§ Instructions for the task:
Using the entries that follow, state how many lines contain the word "September". The response is that number and nothing more.

§ Input material:

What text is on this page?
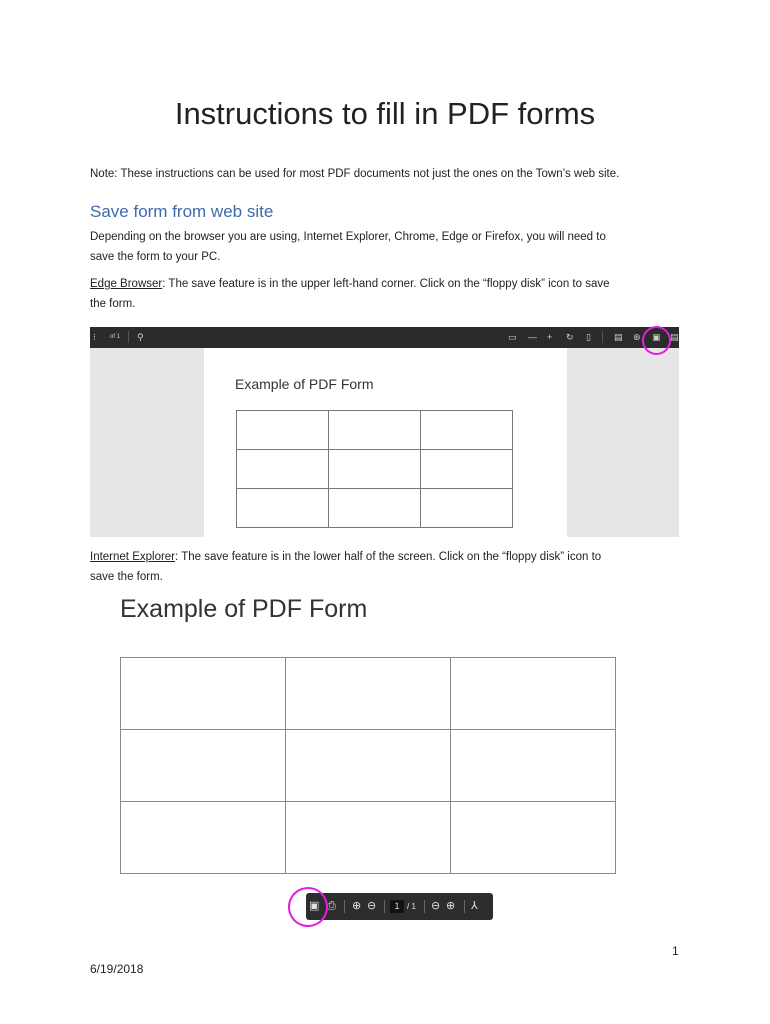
Instructions to fill in PDF forms
Note: These instructions can be used for most PDF documents not just the ones on the Town’s web site.
Save form from web site
Depending on the browser you are using, Internet Explorer, Chrome, Edge or Firefox, you will need to
save the form to your PC.
Edge Browser: The save feature is in the upper left-hand corner. Click on the “floppy disk” icon to save
the form.
⁝ of 1 ⚲	▭ — + ↻ ▯	▤ ⊛ ▣ ▤
Example of PDF Form

Internet Explorer: The save feature is in the lower half of the screen. Click on the “floppy disk” icon to
save the form.
Example of PDF Form

▣ ⎙ ⊕ ⊖	1 / 1 ⊖ ⊕ ⅄
1
6/19/2018
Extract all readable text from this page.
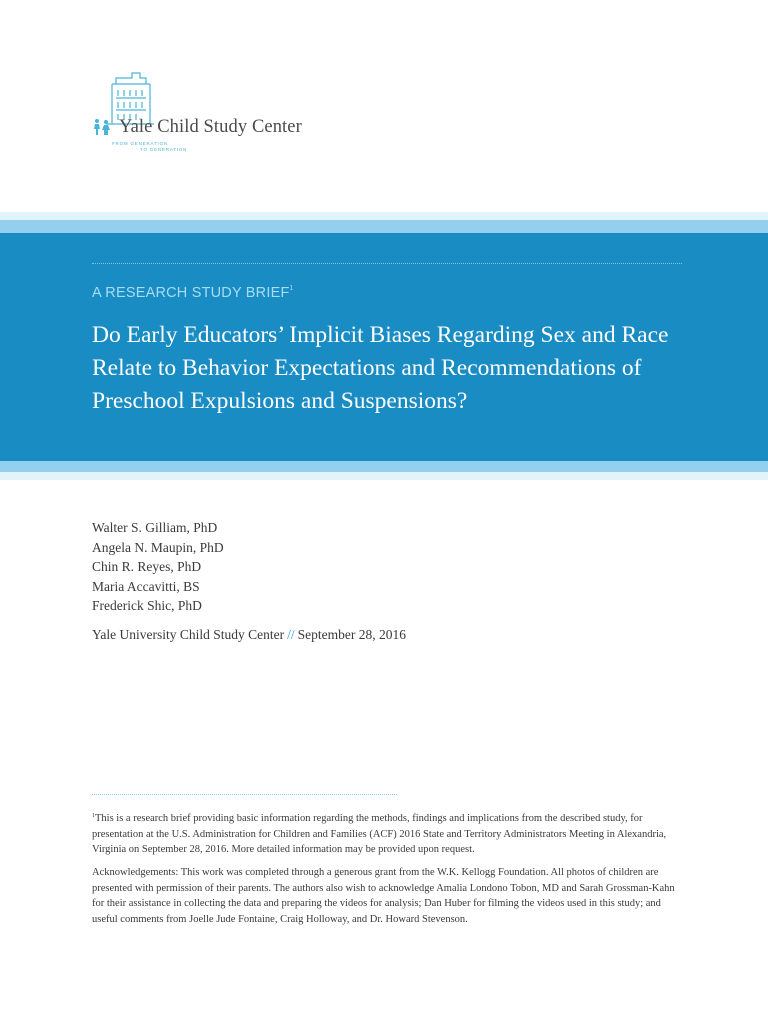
Yale Child Study Center
FROM GENERATION
TO GENERATION
A RESEARCH STUDY BRIEF$^1$
Do Early Educators’ Implicit Biases Regarding Sex and Race
Relate to Behavior Expectations and Recommendations of
Preschool Expulsions and Suspensions?
Walter S. Gilliam, PhD
Angela N. Maupin, PhD
Chin R. Reyes, PhD
Maria Accavitti, BS
Frederick Shic, PhD
Yale University Child Study Center // September 28, 2016

$^1$This is a research brief providing basic information regarding the methods, findings and implications from the described study, for presentation at the U.S. Administration for Children and Families (ACF) 2016 State and Territory Administrators Meeting in Alexandria, Virginia on September 28, 2016. More detailed information may be provided upon request.

Acknowledgements: This work was completed through a generous grant from the W.K. Kellogg Foundation. All photos of children are presented with permission of their parents. The authors also wish to acknowledge Amalia Londono Tobon, MD and Sarah Grossman-Kahn for their assistance in collecting the data and preparing the videos for analysis; Dan Huber for filming the videos used in this study; and useful comments from Joelle Jude Fontaine, Craig Holloway, and Dr. Howard Stevenson.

§ Task output:
2